Recorded data
-- -- --

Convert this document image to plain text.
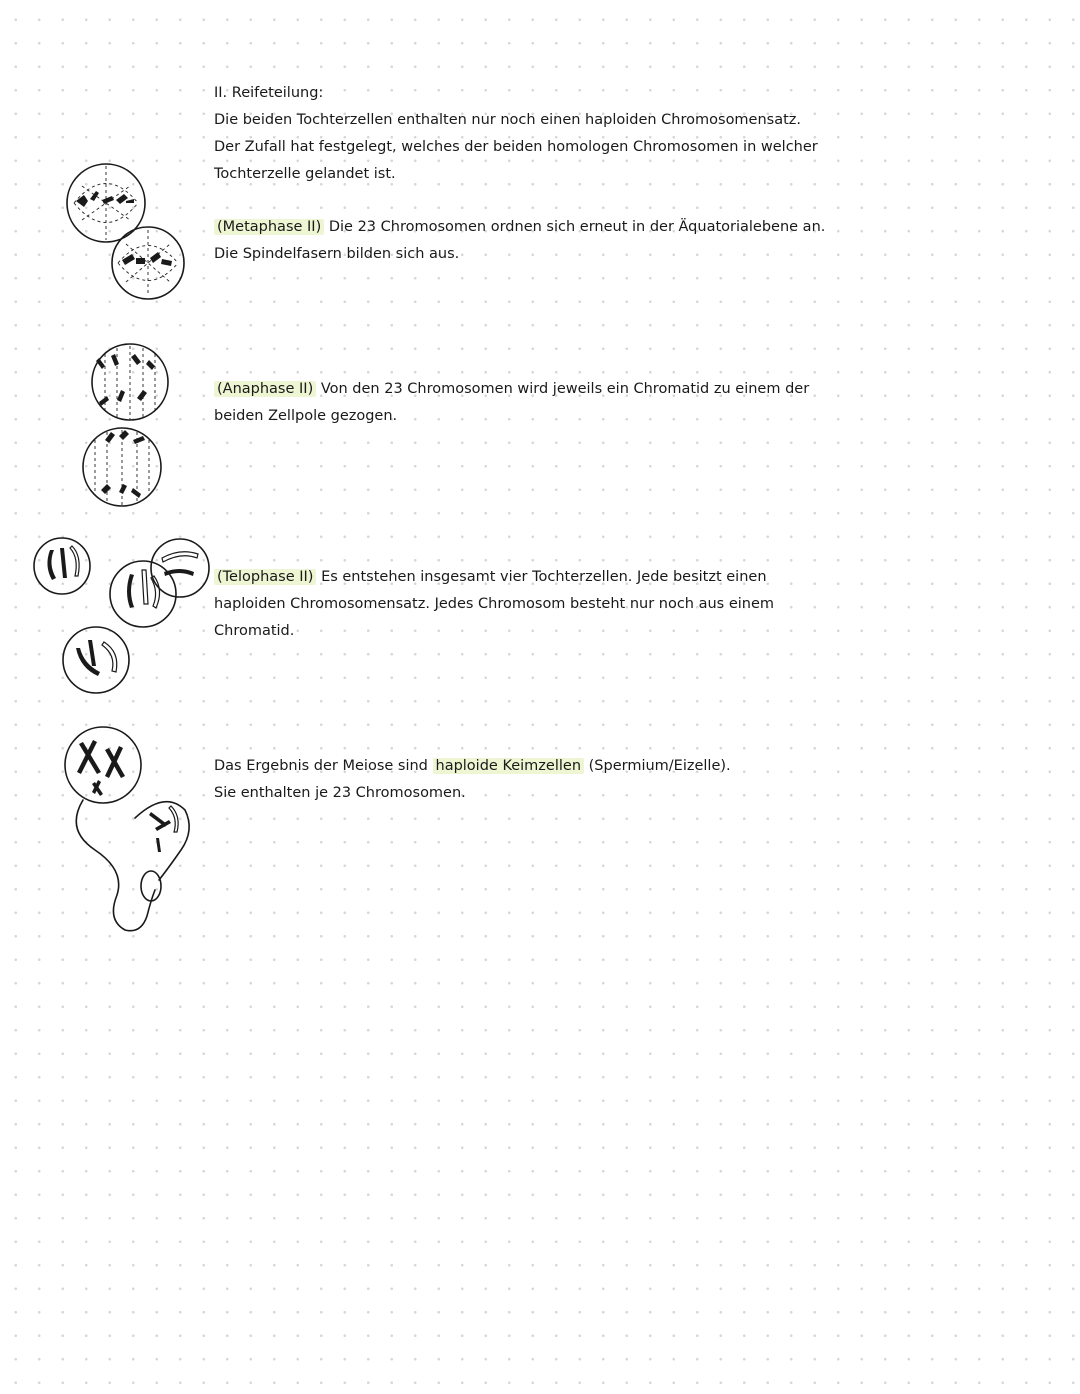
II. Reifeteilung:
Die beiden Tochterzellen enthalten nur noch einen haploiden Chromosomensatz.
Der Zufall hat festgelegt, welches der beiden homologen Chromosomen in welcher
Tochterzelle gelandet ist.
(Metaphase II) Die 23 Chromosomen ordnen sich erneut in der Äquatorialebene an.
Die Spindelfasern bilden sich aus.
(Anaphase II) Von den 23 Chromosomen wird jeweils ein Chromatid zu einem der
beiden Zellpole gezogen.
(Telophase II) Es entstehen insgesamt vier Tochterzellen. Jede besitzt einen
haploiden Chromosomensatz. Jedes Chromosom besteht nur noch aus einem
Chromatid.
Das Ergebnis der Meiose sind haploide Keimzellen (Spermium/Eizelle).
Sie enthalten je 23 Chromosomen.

-- -- --

• **EXERCISE AIM**:
Copy all the records above exactly, but leave out the pictures.

• **SOLUTION TO THE EXERCISE**:
Convert this document image to plain text.
II. Reifeteilung:
Die beiden Tochterzellen enthalten nur noch einen haploiden Chromosomensatz.
Der Zufall hat festgelegt, welches der beiden homologen Chromosomen in welcher
Tochterzelle gelandet ist.
(Metaphase II) Die 23 Chromosomen ordnen sich erneut in der Äquatorialebene an.
Die Spindelfasern bilden sich aus.
(Anaphase II) Von den 23 Chromosomen wird jeweils ein Chromatid zu einem der
beiden Zellpole gezogen.
(Telophase II) Es entstehen insgesamt vier Tochterzellen. Jede besitzt einen
haploiden Chromosomensatz. Jedes Chromosom besteht nur noch aus einem
Chromatid.
Das Ergebnis der Meiose sind haploide Keimzellen (Spermium/Eizelle).
Sie enthalten je 23 Chromosomen.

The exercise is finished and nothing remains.